(Saved entries)
______________________________

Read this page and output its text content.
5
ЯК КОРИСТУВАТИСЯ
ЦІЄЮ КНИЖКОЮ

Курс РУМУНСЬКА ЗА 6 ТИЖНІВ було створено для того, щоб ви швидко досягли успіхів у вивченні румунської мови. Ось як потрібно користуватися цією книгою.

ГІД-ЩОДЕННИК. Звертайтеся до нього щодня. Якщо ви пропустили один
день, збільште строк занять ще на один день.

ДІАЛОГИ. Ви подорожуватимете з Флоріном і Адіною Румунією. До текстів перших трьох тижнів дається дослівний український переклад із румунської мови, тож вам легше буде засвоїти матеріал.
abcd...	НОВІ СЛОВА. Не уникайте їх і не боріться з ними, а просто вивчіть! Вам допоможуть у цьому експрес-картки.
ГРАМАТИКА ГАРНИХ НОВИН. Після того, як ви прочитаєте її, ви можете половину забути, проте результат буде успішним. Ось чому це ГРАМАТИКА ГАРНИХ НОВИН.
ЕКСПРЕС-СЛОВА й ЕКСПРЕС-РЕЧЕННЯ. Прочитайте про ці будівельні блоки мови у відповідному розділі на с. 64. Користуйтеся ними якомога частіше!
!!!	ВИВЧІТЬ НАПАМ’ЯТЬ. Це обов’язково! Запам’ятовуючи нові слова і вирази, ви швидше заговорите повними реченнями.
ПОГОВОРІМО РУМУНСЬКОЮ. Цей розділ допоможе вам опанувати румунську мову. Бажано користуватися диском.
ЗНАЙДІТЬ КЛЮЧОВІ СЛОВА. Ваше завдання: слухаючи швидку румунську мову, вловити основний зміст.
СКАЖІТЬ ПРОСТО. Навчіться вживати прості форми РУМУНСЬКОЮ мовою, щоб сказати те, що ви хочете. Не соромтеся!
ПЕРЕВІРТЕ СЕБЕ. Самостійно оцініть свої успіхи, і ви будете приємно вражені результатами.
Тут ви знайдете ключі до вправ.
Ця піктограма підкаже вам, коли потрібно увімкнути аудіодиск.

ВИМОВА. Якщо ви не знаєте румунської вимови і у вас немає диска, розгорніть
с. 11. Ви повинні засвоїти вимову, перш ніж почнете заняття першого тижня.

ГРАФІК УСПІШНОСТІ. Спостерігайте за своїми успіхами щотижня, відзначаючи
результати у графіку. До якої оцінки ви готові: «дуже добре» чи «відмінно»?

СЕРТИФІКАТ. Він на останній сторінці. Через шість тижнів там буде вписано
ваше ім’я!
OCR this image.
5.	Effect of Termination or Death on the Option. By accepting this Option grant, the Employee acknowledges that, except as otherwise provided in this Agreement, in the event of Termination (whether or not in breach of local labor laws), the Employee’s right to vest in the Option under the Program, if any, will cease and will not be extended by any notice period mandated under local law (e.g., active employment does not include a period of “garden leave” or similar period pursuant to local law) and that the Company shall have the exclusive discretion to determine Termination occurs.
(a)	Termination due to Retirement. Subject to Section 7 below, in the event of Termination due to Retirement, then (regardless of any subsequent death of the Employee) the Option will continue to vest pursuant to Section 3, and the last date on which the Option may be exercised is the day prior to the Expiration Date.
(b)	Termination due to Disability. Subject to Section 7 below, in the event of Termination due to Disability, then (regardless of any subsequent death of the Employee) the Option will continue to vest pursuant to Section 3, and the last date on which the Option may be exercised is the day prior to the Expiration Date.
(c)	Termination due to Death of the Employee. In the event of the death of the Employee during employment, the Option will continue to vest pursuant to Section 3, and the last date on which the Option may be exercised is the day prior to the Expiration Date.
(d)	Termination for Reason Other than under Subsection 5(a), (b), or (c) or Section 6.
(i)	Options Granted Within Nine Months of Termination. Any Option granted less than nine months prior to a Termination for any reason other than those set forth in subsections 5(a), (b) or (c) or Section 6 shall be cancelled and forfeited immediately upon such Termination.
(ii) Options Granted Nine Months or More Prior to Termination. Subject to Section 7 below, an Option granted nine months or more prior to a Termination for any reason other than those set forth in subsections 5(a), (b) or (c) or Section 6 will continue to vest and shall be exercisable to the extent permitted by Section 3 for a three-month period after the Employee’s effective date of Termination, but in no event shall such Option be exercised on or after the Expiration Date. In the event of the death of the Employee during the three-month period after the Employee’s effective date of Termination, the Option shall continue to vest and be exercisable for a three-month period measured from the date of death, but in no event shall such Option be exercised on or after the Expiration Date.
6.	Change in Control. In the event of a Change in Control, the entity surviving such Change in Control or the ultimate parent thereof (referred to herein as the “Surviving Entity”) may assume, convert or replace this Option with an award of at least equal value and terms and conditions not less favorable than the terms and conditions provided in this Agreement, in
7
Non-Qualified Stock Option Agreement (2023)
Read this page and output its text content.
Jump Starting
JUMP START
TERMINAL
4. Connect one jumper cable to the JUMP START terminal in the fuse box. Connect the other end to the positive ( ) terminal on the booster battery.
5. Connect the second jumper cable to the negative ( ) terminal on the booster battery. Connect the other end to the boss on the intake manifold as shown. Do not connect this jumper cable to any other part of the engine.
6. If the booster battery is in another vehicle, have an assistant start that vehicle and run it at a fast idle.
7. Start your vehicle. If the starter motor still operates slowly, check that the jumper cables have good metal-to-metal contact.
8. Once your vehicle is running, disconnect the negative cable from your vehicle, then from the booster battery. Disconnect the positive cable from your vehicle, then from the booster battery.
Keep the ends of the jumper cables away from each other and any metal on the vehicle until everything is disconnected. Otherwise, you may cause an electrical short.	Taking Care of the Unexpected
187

______________________________

Task to complete ▸
List the lines of the entries that include "потрібно".

Expected output ▸
Курс РУМУНСЬКА ЗА 6 ТИЖНІВ було створено для того, щоб ви швидко досягли успіхів у вивченні румунської мови. Ось як потрібно користуватися цією книгою.
Ця піктограма підкаже вам, коли потрібно увімкнути аудіодиск.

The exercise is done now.